Where a line in the listing below contains the word "потребителем", copy that line.

Start of PROVIDED INFORMATION

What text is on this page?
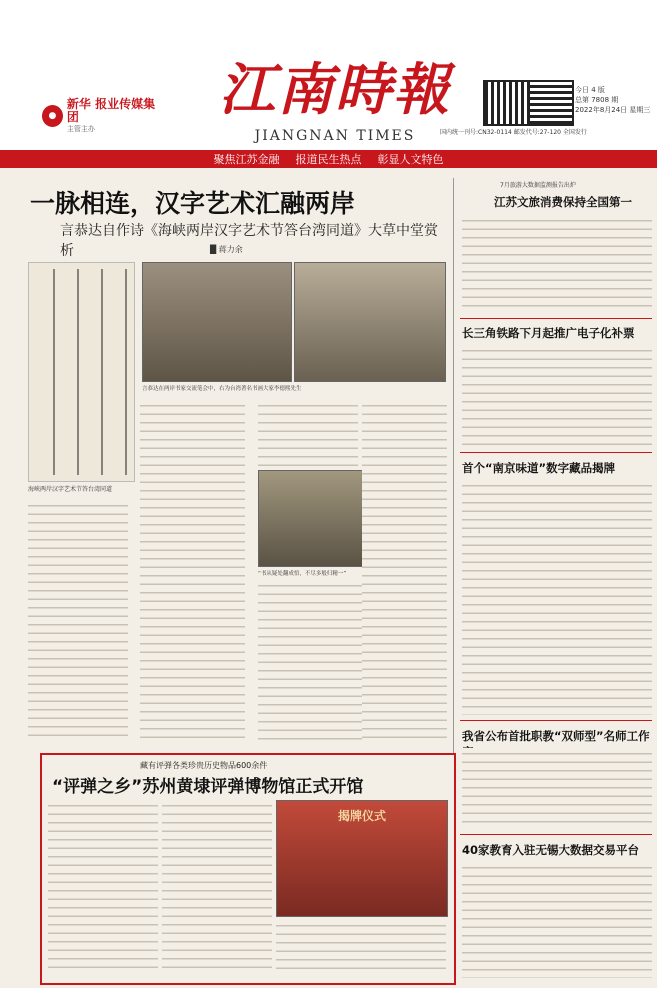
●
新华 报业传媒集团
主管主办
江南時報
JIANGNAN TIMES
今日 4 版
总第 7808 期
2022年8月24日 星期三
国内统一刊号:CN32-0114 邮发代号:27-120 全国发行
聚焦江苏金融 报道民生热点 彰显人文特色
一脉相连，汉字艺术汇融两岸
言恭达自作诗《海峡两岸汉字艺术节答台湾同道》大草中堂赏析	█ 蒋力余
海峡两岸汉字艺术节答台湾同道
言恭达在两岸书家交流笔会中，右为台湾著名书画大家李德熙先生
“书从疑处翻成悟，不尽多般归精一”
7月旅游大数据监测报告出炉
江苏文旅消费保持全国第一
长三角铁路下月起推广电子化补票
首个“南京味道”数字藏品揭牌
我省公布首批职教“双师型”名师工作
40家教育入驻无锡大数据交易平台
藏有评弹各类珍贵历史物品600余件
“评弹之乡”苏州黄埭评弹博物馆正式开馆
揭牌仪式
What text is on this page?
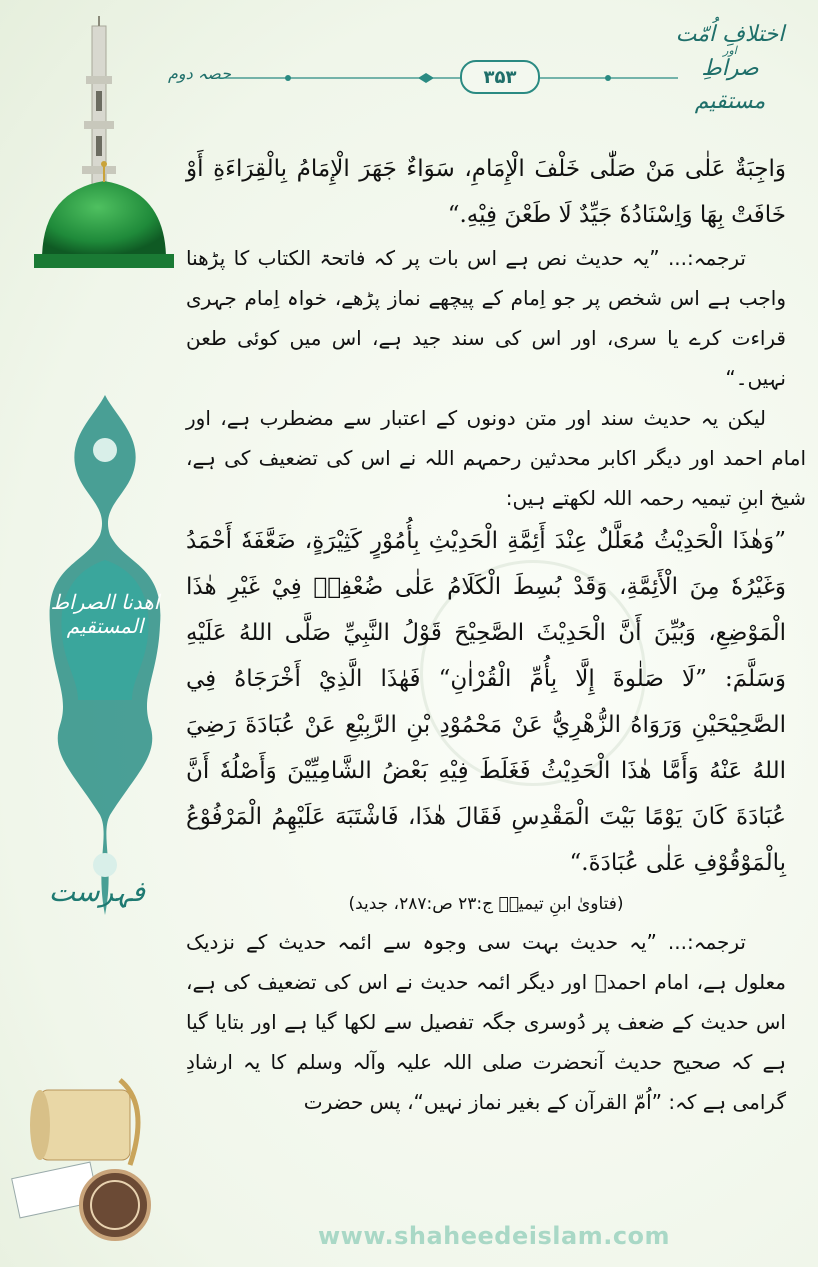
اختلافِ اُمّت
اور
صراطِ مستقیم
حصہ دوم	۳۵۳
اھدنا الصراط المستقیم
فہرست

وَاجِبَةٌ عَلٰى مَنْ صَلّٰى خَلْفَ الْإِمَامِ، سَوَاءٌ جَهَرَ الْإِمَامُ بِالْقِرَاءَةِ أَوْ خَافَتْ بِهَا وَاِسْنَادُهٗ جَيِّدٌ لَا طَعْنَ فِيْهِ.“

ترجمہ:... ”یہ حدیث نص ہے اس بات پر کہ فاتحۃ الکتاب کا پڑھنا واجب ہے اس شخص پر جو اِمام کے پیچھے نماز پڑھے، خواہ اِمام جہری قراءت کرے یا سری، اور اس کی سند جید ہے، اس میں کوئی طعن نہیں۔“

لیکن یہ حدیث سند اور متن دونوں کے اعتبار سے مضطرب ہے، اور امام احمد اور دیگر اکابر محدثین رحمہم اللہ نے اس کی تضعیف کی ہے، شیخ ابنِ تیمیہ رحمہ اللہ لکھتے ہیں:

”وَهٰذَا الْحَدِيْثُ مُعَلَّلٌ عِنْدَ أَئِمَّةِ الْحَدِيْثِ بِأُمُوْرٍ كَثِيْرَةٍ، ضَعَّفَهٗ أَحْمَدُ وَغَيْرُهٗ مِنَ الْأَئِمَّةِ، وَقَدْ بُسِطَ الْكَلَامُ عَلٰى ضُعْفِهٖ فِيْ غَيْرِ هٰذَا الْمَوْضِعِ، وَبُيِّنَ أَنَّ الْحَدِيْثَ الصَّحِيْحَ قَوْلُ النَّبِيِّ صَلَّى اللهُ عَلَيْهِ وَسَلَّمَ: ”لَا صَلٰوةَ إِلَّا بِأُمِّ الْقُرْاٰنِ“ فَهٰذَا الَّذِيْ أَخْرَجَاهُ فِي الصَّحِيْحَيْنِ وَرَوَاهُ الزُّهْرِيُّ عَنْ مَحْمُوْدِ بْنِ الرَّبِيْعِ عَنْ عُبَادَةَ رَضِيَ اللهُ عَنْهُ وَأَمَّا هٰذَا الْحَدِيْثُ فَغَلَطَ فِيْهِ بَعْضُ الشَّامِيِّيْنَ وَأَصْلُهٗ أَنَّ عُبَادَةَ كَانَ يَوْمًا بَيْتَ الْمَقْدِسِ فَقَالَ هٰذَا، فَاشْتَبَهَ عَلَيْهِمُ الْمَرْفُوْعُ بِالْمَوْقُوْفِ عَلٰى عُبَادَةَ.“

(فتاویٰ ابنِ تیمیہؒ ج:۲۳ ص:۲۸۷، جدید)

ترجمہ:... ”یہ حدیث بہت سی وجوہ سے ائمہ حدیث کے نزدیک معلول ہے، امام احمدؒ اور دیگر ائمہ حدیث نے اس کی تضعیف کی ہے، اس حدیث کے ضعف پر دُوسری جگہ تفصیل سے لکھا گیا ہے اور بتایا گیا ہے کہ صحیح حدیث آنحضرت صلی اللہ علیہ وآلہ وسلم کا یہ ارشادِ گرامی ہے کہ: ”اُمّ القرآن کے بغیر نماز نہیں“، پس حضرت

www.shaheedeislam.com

End of PROVIDED INFORMATION
Start of PROVIDED INFORMATION

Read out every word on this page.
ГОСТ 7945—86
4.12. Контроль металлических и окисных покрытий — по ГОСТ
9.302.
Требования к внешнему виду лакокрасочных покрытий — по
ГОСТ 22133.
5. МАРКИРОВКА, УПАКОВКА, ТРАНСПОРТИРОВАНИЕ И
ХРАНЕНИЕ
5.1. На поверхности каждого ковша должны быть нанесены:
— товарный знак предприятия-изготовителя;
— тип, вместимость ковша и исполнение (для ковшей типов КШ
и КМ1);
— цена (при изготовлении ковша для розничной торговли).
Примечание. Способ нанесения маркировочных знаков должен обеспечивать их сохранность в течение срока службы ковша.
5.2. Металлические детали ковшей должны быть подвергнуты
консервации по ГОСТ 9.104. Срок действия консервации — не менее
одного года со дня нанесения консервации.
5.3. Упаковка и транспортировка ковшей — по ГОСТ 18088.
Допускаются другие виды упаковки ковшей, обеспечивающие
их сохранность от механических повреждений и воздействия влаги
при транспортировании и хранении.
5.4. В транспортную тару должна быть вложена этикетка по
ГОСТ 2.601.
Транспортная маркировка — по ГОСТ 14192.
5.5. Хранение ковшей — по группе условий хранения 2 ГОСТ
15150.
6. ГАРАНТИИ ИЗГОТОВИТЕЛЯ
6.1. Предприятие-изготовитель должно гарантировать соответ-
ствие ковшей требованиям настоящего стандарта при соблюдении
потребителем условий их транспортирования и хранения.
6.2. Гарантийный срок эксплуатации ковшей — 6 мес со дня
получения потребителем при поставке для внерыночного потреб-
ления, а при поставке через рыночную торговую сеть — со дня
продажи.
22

End of PROVIDED INFORMATION

• _RESULT OF THE EXERCISE_:
потребителем условий их транспортирования и хранения.
получения потребителем при поставке для внерыночного потреб-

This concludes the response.